***** Supplied information

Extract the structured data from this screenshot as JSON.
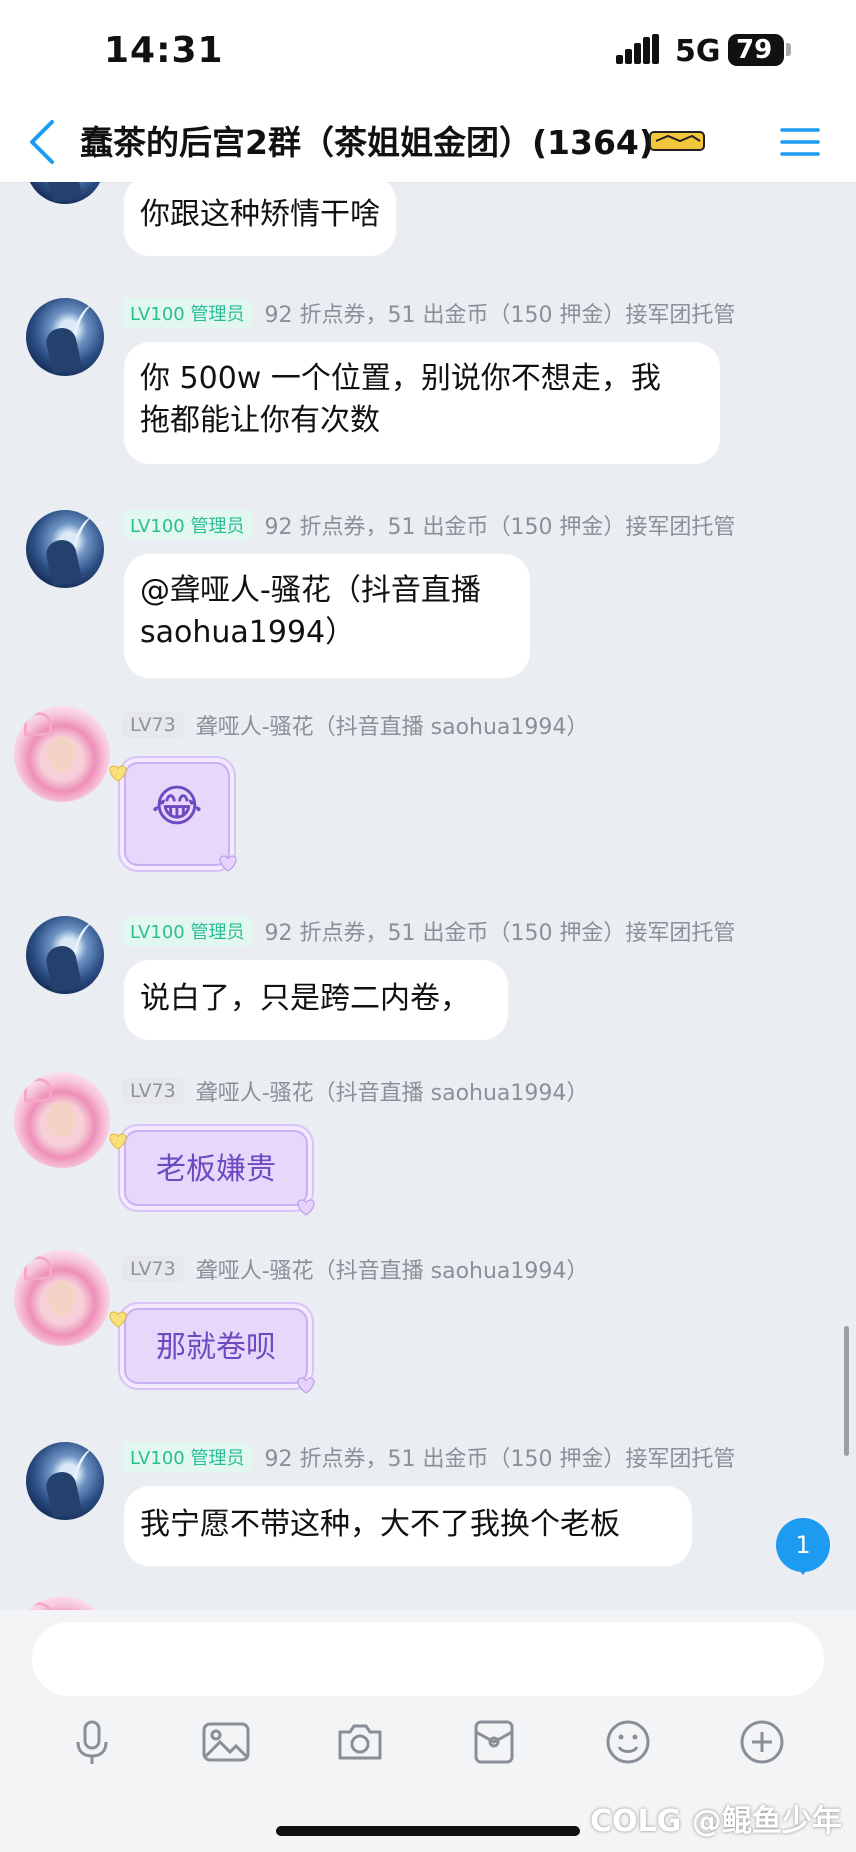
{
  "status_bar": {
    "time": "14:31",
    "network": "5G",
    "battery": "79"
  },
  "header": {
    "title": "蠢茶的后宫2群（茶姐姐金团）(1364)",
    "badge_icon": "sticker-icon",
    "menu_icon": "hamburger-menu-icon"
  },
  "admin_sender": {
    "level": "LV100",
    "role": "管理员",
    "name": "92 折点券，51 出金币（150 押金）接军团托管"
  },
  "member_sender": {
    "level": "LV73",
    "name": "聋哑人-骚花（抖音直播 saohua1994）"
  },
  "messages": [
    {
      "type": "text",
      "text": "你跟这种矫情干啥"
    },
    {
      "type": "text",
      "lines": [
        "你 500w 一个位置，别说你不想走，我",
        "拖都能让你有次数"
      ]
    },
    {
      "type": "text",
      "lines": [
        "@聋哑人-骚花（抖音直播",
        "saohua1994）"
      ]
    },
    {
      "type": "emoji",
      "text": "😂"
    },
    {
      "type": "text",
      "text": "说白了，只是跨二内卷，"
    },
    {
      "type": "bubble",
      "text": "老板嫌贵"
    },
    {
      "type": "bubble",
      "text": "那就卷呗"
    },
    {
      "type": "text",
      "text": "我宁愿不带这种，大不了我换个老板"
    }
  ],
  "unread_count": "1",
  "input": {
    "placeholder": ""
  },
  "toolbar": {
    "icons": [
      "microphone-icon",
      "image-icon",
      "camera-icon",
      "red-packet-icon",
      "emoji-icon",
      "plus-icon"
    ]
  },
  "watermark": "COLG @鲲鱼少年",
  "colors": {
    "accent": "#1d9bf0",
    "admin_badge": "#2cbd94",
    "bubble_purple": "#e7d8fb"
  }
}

**********
***** Supplied information

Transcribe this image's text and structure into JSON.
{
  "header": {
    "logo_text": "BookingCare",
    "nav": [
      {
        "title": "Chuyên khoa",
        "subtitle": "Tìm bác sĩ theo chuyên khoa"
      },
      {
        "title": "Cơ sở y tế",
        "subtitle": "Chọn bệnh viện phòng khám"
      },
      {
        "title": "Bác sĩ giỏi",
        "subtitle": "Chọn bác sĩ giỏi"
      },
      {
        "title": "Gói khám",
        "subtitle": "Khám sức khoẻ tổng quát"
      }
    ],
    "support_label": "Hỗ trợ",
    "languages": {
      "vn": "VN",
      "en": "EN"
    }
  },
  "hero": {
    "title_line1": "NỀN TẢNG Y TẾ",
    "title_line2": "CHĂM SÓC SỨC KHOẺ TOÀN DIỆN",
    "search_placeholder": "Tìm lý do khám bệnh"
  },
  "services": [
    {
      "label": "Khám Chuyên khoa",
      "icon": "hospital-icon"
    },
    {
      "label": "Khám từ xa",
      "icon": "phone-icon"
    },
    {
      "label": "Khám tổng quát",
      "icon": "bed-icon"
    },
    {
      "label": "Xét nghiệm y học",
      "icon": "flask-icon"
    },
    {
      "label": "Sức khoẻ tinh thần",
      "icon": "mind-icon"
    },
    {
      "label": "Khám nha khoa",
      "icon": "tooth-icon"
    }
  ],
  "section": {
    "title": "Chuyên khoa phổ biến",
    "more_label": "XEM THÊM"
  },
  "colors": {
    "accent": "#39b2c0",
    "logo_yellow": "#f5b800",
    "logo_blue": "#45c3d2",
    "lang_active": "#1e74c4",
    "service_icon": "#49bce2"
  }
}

**********

What needs to be done ::
Report how many lines in the data include the word "khoa", and give nothing but the count.

Answer to the problem ::
5